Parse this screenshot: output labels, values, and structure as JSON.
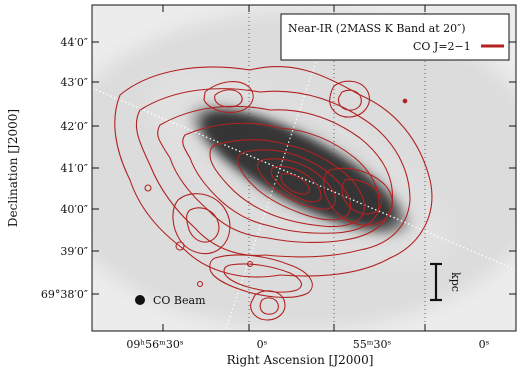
{
  "figure": {
    "ylabel": "Declination [J2000]",
    "xlabel": "Right Ascension [J2000]",
    "y_ticks": [
      "44′0″",
      "43′0″",
      "42′0″",
      "41′0″",
      "40′0″",
      "39′0″",
      "69°38′0″"
    ],
    "x_ticks": [
      "09ʰ56ᵐ30ˢ",
      "0ˢ",
      "55ᵐ30ˢ",
      "0ˢ"
    ],
    "legend": {
      "nir_label": "Near-IR (2MASS K Band at 20″)",
      "co_label": "CO J=2−1",
      "co_color": "#b22222"
    },
    "beam_label": "CO Beam",
    "scale_label": "kpc",
    "contour_color": "#b22222"
  }
}
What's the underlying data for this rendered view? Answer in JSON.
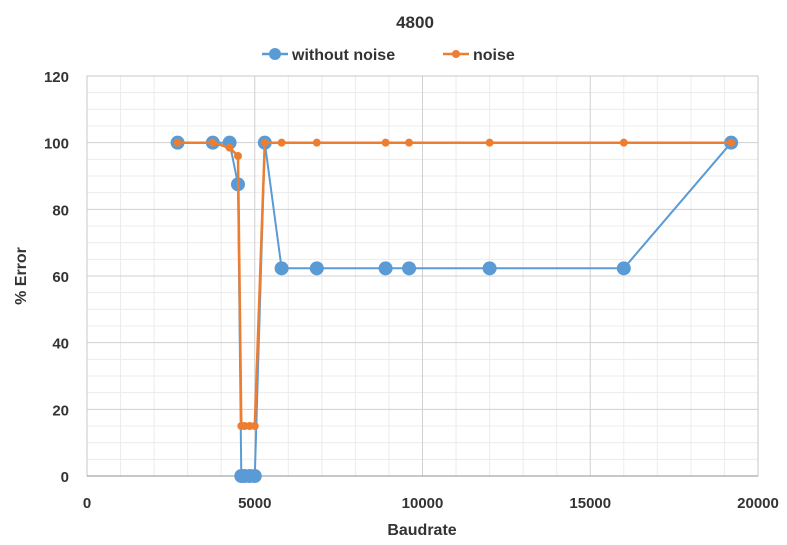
{
  "chart_data": {
    "type": "line",
    "title": "4800",
    "xlabel": "Baudrate",
    "ylabel": "% Error",
    "xlim": [
      0,
      20000
    ],
    "ylim": [
      0,
      120
    ],
    "x_ticks": [
      0,
      5000,
      10000,
      15000,
      20000
    ],
    "y_ticks": [
      0,
      20,
      40,
      60,
      80,
      100,
      120
    ],
    "grid": true,
    "legend_position": "top",
    "series": [
      {
        "name": "without noise",
        "color": "#5B9BD5",
        "marker": "circle-large",
        "x": [
          2700,
          3750,
          4250,
          4500,
          4600,
          4700,
          4850,
          5000,
          5300,
          5800,
          6850,
          8900,
          9600,
          12000,
          16000,
          19200
        ],
        "y": [
          100,
          100,
          100,
          87.5,
          0,
          0,
          0,
          0,
          100,
          62.3,
          62.3,
          62.3,
          62.3,
          62.3,
          62.3,
          100
        ]
      },
      {
        "name": "noise",
        "color": "#ED7D31",
        "marker": "circle-small",
        "x": [
          2700,
          3750,
          4250,
          4500,
          4600,
          4700,
          4850,
          5000,
          5300,
          5800,
          6850,
          8900,
          9600,
          12000,
          16000,
          19200
        ],
        "y": [
          100,
          100,
          98.5,
          96,
          15,
          15,
          15,
          15,
          100,
          100,
          100,
          100,
          100,
          100,
          100,
          100
        ]
      }
    ]
  }
}
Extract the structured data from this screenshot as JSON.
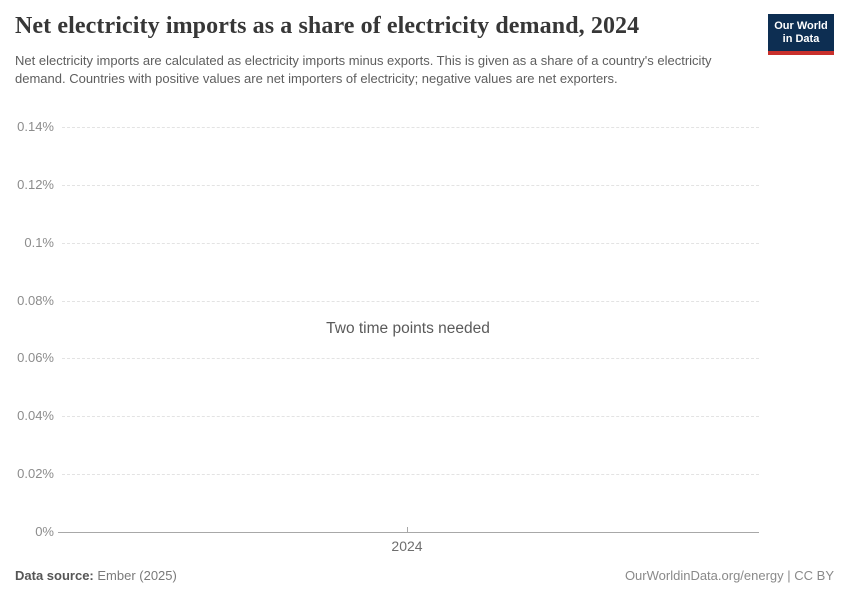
{
  "header": {
    "title": "Net electricity imports as a share of electricity demand, 2024",
    "subtitle": "Net electricity imports are calculated as electricity imports minus exports. This is given as a share of a country's electricity demand. Countries with positive values are net importers of electricity; negative values are net exporters.",
    "logo": {
      "line1": "Our World",
      "line2": "in Data"
    }
  },
  "chart_data": {
    "type": "line",
    "title": "Net electricity imports as a share of electricity demand, 2024",
    "message": "Two time points needed",
    "series": [],
    "x_ticks": [
      "2024"
    ],
    "y_ticks": [
      "0.14%",
      "0.12%",
      "0.1%",
      "0.08%",
      "0.06%",
      "0.04%",
      "0.02%",
      "0%"
    ],
    "y_tick_values": [
      0.14,
      0.12,
      0.1,
      0.08,
      0.06,
      0.04,
      0.02,
      0
    ],
    "ylim": [
      0,
      0.14
    ],
    "ylabel": "",
    "xlabel": "",
    "grid": "horizontal-dashed",
    "legend": "none"
  },
  "footer": {
    "datasource_label": "Data source:",
    "datasource_value": " Ember (2025)",
    "credit": "OurWorldinData.org/energy | CC BY"
  },
  "colors": {
    "logo_background": "#0d2e52",
    "logo_bar": "#c9302c",
    "gridline": "#e3e3e3",
    "axis": "#a8a8a8",
    "tick_text": "#8c8c8c"
  }
}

_ _ _ _ _ _ _

▸ EXERCISE GOAL
Gather all lines from the listing above in which "xlabel" occurs.

▸ EXERCISE RESULT
    "xlabel": "Right Ascension [J2000]",
    "xlabel": "Baudrate",
    "xlabel": "",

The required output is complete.